[START OF ENTRIES SUPPLIED]

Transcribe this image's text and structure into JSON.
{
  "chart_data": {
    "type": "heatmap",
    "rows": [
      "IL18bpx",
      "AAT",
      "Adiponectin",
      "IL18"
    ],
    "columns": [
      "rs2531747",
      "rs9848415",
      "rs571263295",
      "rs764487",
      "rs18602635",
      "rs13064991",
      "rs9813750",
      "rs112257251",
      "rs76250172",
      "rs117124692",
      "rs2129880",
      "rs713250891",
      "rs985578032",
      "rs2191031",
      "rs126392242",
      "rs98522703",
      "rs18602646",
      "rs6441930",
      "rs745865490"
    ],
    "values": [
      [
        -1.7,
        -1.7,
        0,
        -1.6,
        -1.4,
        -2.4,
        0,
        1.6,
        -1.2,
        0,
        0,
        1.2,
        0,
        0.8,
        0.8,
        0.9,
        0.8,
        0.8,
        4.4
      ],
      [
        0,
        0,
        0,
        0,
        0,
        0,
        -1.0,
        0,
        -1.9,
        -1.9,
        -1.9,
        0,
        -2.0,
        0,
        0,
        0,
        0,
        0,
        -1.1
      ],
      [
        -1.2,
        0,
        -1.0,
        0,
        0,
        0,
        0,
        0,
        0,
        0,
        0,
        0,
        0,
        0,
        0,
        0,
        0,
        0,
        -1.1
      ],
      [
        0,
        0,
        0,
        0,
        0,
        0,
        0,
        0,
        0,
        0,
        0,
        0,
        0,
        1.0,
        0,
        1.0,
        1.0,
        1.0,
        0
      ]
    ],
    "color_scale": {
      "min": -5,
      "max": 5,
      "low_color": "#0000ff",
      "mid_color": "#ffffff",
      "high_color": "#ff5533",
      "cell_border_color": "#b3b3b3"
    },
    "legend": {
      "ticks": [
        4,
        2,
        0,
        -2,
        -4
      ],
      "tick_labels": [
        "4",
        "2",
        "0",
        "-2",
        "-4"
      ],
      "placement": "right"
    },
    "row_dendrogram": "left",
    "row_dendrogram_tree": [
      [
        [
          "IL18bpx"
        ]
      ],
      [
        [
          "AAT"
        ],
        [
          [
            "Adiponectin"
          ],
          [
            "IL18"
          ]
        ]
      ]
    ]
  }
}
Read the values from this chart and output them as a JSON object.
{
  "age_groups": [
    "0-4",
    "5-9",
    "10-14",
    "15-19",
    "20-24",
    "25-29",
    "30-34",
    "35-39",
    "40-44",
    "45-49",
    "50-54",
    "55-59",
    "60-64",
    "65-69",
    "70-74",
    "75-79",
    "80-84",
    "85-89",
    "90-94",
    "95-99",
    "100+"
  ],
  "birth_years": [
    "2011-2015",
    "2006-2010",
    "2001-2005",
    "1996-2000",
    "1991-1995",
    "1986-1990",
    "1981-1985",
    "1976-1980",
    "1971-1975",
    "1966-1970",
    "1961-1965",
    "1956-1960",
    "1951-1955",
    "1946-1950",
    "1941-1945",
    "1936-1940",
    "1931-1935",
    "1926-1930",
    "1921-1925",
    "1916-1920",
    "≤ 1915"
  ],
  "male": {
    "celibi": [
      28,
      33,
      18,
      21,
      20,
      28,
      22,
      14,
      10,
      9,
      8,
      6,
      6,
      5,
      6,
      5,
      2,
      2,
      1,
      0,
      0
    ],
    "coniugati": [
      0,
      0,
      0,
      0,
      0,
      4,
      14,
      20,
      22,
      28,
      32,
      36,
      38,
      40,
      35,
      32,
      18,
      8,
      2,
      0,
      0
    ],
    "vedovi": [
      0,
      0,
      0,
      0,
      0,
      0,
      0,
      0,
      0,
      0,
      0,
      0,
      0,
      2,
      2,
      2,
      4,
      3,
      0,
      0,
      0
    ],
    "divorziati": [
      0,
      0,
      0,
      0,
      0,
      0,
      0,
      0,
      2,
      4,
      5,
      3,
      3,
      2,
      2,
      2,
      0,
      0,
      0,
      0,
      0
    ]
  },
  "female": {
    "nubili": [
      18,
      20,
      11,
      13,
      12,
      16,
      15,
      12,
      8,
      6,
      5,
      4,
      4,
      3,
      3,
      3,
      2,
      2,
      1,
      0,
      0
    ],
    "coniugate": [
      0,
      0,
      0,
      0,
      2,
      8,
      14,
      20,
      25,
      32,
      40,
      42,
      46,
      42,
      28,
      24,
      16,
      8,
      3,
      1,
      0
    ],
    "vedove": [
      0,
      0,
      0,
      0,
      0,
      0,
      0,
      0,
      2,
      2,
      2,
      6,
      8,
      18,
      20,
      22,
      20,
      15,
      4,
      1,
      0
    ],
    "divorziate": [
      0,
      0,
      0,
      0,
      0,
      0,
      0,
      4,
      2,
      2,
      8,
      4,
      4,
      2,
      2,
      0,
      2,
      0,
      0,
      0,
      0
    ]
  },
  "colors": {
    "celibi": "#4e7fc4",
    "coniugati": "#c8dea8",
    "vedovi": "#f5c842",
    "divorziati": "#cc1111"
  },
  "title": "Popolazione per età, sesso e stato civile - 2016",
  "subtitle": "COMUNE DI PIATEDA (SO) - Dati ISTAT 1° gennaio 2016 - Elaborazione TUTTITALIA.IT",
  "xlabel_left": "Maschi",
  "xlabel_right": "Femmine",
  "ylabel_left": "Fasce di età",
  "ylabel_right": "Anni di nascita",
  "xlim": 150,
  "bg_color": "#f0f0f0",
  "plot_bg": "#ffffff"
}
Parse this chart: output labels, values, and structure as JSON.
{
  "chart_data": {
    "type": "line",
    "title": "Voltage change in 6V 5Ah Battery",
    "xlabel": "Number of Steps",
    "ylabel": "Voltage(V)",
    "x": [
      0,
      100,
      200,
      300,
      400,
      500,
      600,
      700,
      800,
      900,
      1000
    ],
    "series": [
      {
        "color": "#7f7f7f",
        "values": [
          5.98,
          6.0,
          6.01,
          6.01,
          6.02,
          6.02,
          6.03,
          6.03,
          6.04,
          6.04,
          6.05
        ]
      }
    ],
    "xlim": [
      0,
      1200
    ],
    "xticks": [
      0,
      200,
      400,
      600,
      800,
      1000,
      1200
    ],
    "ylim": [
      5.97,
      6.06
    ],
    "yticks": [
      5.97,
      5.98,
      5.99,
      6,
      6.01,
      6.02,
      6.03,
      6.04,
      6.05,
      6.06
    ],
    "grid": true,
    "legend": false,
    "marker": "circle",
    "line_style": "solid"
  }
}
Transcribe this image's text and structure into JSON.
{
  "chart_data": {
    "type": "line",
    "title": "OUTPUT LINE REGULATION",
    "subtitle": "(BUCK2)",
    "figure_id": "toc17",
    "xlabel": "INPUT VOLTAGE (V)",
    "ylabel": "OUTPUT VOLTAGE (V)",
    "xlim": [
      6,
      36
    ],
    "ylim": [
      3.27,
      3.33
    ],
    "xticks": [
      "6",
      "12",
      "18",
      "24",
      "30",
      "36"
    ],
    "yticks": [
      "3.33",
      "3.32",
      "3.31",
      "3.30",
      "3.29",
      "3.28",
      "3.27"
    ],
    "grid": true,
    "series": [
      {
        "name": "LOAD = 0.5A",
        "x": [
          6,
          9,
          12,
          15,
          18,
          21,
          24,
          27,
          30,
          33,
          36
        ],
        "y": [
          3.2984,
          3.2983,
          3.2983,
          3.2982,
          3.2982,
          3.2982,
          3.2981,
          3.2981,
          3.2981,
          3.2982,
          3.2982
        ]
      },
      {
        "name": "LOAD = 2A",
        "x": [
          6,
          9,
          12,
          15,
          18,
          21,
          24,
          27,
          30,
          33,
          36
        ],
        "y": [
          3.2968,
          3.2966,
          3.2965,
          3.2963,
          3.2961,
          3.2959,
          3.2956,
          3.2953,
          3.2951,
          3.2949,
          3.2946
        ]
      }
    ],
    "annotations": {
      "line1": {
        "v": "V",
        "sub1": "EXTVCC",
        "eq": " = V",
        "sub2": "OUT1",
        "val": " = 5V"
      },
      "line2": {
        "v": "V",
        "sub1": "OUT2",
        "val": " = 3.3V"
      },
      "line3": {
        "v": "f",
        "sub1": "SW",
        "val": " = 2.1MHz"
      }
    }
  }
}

[END OF ENTRIES SUPPLIED]

● WHAT NEEDS TO BE DONE
Check each line of the records for "JSON" and copy the ones that contain it.

● THE SOLUTION
Transcribe this image's text and structure into JSON.
Read the values from this chart and output them as a JSON object.
Parse this chart: output labels, values, and structure as JSON.
Transcribe this image's text and structure into JSON.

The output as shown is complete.